GIVEN PROBLEM
From the entries below, list each line with "using".

INPUT MATERIAL
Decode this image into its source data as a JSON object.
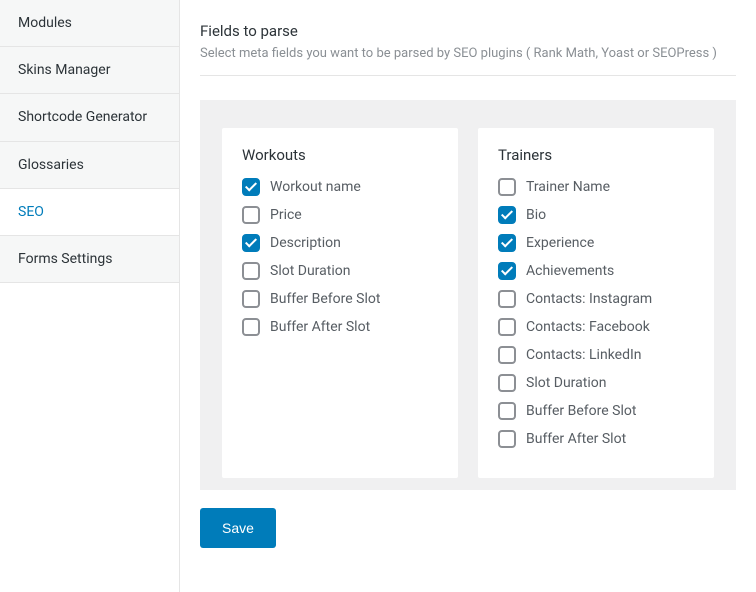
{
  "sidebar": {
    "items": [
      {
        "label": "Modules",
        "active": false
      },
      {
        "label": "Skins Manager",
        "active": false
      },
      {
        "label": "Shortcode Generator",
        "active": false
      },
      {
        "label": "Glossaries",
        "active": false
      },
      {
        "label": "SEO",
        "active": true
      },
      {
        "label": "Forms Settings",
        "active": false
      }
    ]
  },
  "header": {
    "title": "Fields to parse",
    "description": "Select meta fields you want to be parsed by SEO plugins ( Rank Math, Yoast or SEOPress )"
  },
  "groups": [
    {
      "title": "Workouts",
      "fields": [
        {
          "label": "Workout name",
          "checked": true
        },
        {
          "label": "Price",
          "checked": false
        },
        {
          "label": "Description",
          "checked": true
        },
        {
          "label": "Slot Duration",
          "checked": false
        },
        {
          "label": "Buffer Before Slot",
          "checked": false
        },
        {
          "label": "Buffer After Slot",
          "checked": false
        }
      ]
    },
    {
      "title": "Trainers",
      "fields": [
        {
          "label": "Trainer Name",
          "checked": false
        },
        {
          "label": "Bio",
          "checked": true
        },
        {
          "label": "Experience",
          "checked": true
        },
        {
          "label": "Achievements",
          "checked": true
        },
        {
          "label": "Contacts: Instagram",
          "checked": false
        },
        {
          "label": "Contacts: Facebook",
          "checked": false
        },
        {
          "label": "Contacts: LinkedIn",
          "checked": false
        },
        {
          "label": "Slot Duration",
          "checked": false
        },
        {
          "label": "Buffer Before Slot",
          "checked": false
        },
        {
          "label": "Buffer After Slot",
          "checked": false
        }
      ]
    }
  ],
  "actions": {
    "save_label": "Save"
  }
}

---

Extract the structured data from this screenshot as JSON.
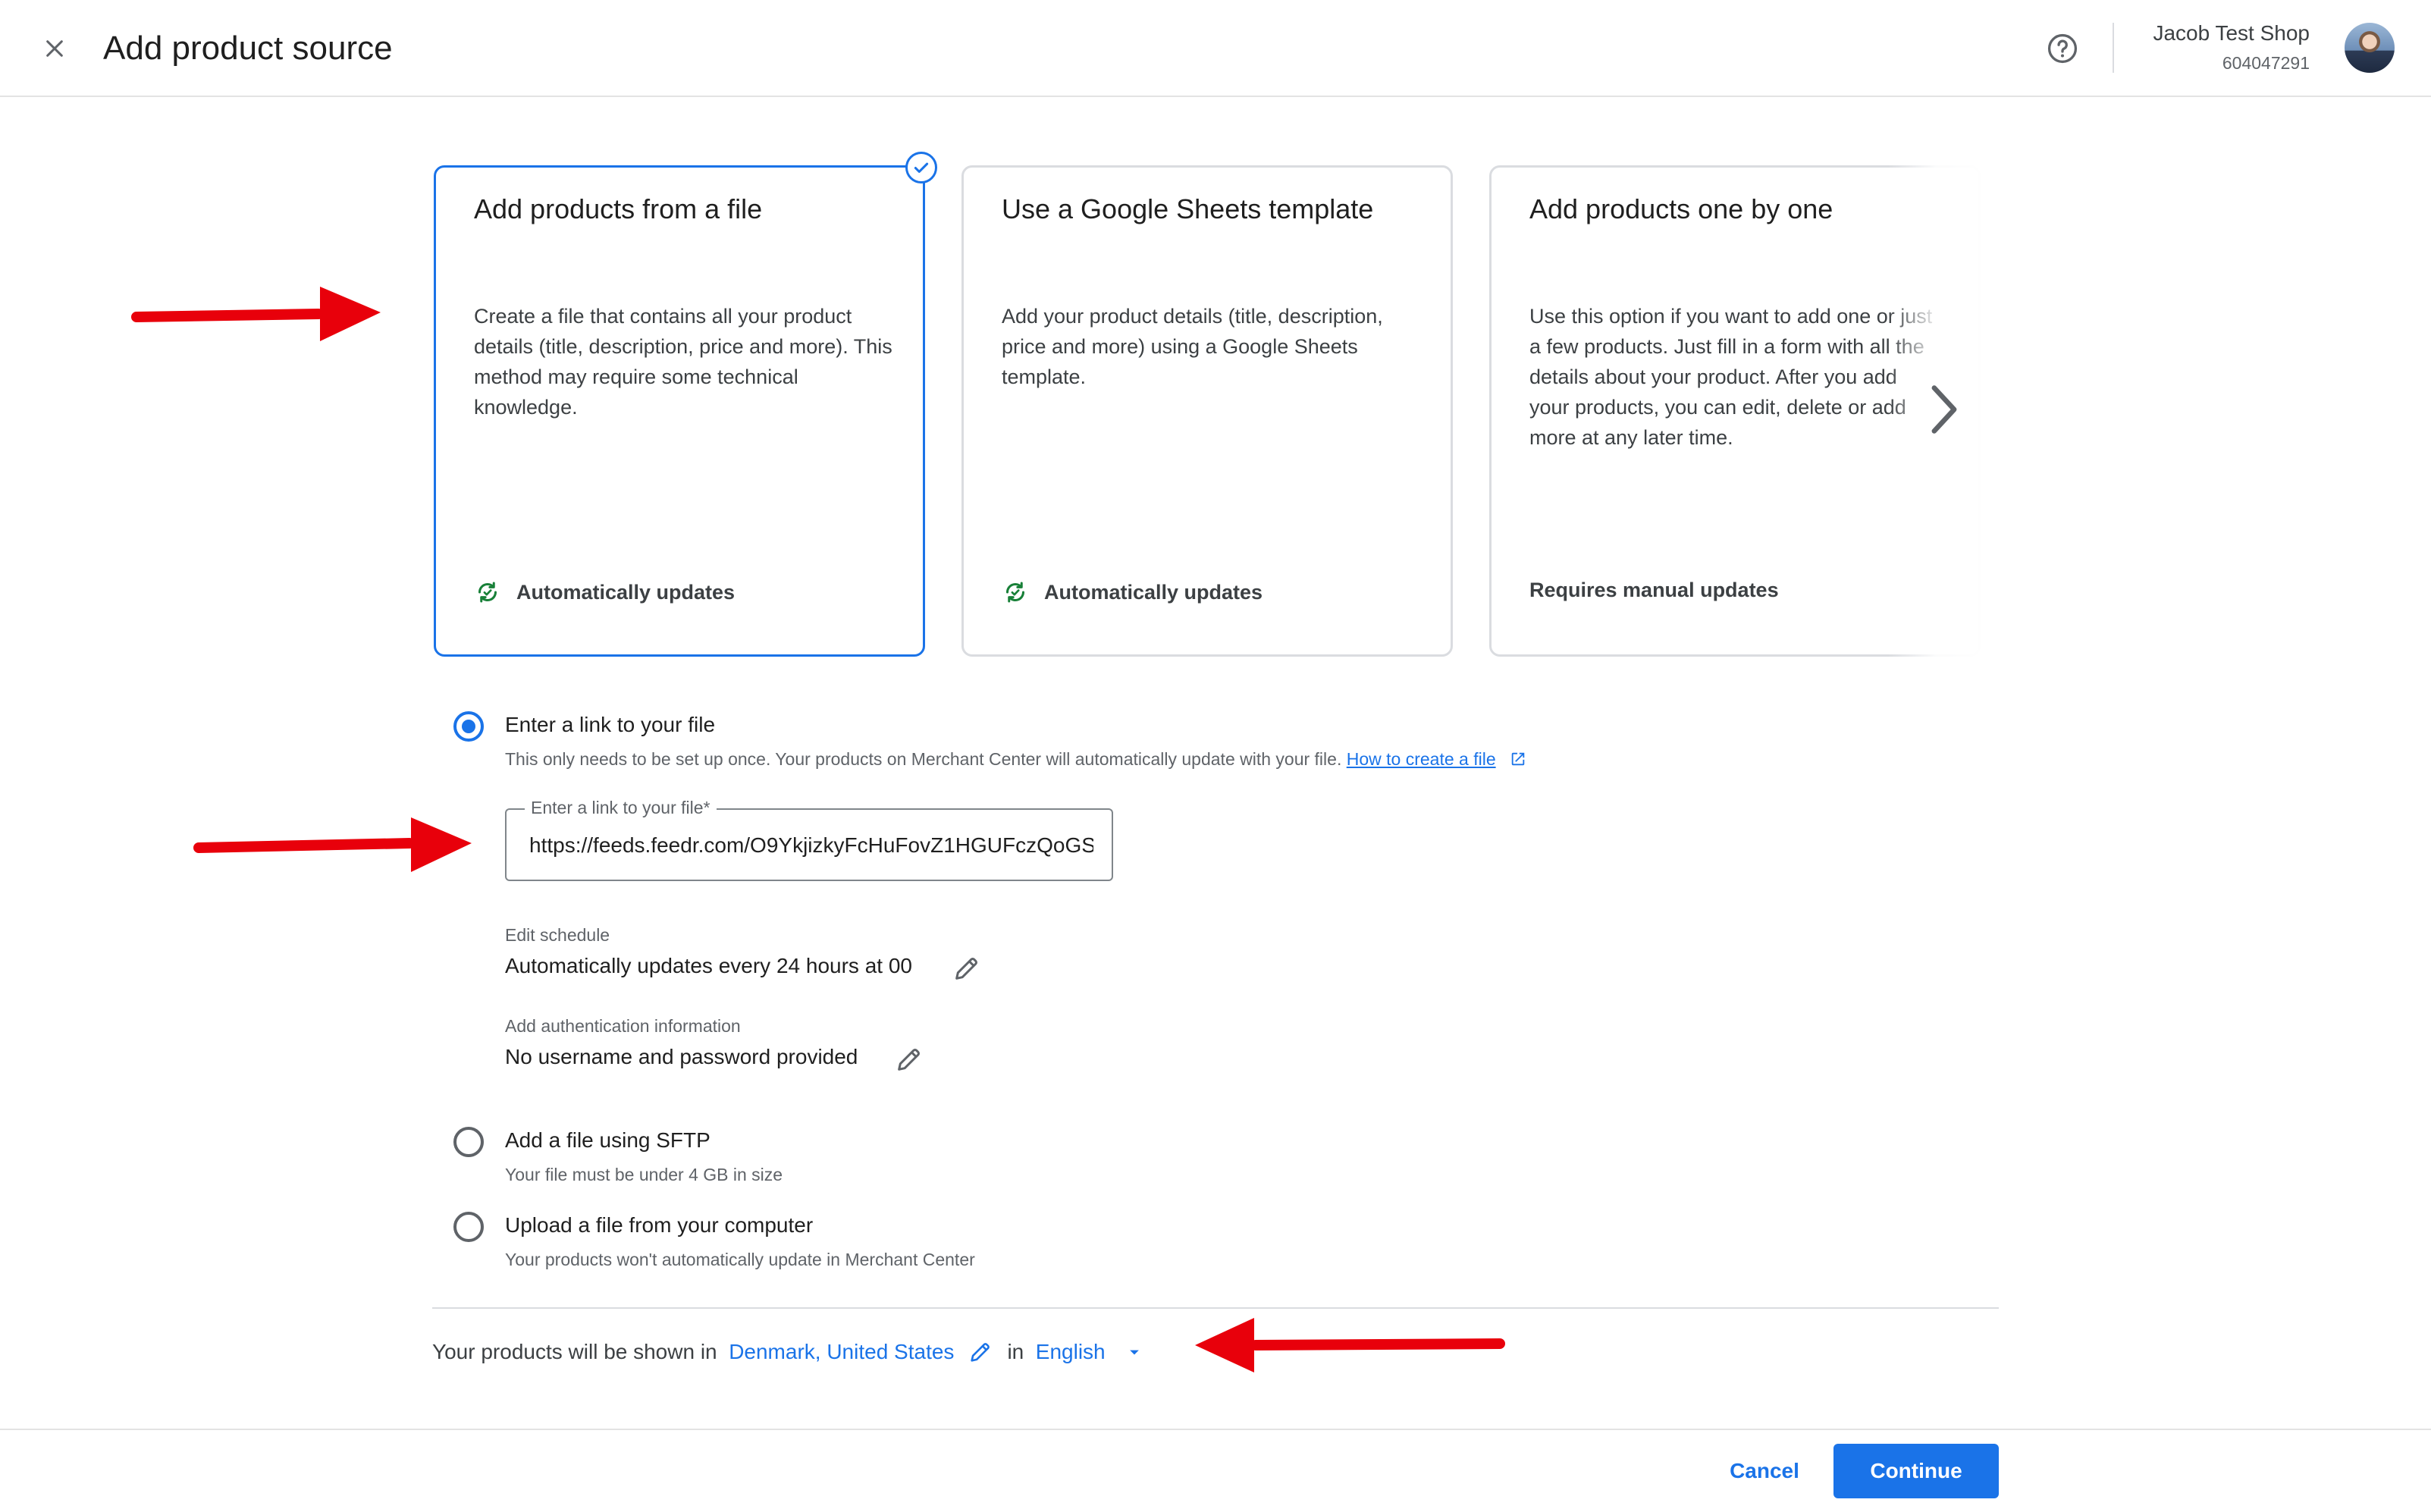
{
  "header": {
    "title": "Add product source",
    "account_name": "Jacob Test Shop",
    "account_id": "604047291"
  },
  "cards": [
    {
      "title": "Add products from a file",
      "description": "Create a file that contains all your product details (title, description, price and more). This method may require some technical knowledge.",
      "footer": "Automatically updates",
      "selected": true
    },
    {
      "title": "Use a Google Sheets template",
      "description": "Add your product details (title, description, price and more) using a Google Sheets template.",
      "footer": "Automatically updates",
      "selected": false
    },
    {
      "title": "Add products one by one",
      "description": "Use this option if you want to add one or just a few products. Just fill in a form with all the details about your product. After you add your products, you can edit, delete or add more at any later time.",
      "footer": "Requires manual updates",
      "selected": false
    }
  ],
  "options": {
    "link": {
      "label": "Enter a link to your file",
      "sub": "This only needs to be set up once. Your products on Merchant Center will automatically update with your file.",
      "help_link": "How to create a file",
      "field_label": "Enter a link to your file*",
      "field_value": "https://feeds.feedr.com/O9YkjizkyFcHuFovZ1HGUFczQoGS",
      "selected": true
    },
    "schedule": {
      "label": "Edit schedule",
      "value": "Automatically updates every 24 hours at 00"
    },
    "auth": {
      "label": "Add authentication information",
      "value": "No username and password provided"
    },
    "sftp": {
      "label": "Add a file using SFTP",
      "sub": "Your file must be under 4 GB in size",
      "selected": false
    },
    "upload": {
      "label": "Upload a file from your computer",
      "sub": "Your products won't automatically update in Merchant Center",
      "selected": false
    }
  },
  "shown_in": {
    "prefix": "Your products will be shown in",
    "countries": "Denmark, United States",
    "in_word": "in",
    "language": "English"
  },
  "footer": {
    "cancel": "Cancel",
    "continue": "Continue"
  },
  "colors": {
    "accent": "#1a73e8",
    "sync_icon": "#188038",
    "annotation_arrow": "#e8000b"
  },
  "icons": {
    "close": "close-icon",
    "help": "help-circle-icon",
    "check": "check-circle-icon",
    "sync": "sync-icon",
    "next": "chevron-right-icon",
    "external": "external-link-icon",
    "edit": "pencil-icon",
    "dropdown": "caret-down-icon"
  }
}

--

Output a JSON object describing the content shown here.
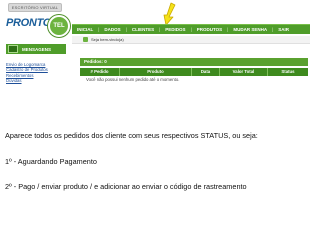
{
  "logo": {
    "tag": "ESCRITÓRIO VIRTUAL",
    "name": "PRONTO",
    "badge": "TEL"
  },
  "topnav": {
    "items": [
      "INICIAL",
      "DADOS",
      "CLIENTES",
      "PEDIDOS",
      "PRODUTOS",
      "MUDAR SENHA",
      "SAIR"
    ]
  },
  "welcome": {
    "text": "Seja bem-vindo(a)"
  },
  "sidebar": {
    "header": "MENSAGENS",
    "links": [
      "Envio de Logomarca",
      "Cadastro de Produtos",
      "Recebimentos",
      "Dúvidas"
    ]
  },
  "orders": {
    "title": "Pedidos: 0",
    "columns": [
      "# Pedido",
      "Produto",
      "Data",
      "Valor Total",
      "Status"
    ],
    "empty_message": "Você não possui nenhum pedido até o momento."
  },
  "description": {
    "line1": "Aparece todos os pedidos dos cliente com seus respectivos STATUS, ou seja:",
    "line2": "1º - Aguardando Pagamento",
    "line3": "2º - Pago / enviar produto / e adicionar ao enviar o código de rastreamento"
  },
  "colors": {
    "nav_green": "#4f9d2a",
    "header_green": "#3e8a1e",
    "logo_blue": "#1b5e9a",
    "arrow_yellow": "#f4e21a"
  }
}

THE SOLUTION
      "description": "Add your product details (title, description, price and more) using a Google Sheets template.",
      "label": "Add a file using SFTP",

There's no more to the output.